=== Extrait du document ===
□ □ □
Discover more from À portée de roue
Une troisième semaine un peu plus dure que les précédentes. La pluie et le vent s’invitent à la fête, et dans le Limousin et en Auvergne, ça devient un peu compliqué ! La semaine a été très enrichissante néanmoins avec cinq entretiens menés. On rembobine tout ça
PS : J’ai pris le temps de rédiger un premier point d’étape sur mon aventure, que vous retrouverez ici. N’hésitez pas à me faire des retours !
C’est magnifique et terrible
Peu de kilomètres au compteur, mais beaucoup de dénivelé. Et avec plus de 40 kilogrammes à transporter, je commence à sentir l’effort dans les jambes !
En tout cas, j’ai été impressionné par ma traversée de la Corrèze, le plateau de Millevaches verdoyant, les vieilles maisons de pierre et ce sentiment d’abandon en traversant des villages vides. Il faut dire que la Corrèze (80 000 habitants de moins qu’en 1900), comme la Creuse (100 000), ont souffert de l’exode rural tout au long du XXème siècle, et cette déprise démographique est l’un des plus gros enjeux à l’échelle locale, s’ajoutant à un contexte de crise du modèle agricole (exportation de broutards vers l’Italie). Du fait d’un contretemps à Tulle, j’ai pris mon premier train jusqu’à La Souterraine, deuxième ville de la Creuse, avant de traverser le département d’ouest en est. Petit aparté pour les Parisiens qui me suivent : La Souterraine est accessible par un train direct d’Austerlitz en 2h45 (c’est sur la ligne de Limoges et Toulouse), la région est magnifique, et il y a même un itinéraire cyclable faisant le tour du département pour des vacances sportives :)
□ □ □
=== Liste des enregistrements ===
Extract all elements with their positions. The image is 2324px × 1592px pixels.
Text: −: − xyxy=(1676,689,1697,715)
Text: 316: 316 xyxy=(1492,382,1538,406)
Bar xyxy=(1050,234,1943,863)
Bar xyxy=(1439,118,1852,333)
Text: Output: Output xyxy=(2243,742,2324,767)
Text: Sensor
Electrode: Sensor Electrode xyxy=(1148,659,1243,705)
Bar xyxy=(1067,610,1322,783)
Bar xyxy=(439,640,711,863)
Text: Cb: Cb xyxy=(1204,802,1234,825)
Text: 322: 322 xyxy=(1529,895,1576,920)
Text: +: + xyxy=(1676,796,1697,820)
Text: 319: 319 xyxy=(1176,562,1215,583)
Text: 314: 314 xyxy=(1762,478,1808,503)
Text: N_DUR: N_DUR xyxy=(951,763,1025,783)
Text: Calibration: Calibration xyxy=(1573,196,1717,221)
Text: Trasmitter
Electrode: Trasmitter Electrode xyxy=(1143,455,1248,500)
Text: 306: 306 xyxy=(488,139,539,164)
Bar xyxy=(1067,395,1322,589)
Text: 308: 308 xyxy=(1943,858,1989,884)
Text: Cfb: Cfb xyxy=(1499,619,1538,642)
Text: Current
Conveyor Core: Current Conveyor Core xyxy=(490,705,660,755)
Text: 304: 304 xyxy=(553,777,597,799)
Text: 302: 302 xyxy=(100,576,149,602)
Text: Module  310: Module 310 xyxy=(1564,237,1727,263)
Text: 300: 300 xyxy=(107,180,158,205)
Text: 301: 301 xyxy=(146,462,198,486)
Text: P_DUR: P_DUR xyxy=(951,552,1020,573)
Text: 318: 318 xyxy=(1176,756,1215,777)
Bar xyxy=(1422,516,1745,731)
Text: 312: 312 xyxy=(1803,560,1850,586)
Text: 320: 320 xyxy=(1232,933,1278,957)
□ □ □
=== Consignes ===
- a) Recopiez le passage du récit de voyage à vélo en commençant à « Discover more from » et en terminant à « les jambes ! ».
- b) D'après le récit de voyage, combien de temps faut-il en train direct pour aller d'Austerlitz à La Souterraine ?
Les enregistrements ne servent à rien ici.

=== Réponses par consigne ===
- a)
Discover more from À portée de roue
Une troisième semaine un peu plus dure que les précédentes. La pluie et le vent s’invitent à la fête, et dans le Limousin et en Auvergne, ça devient un peu compliqué ! La semaine a été très enrichissante néanmoins avec cinq entretiens menés. On rembobine tout ça
PS : J’ai pris le temps de rédiger un premier point d’étape sur mon aventure, que vous retrouverez ici. N’hésitez pas à me faire des retours !
C’est magnifique et terrible
Peu de kilomètres au compteur, mais beaucoup de dénivelé. Et avec plus de 40 kilogrammes à transporter, je commence à sentir l’effort dans les jambes !

- b) Il faut 2h45.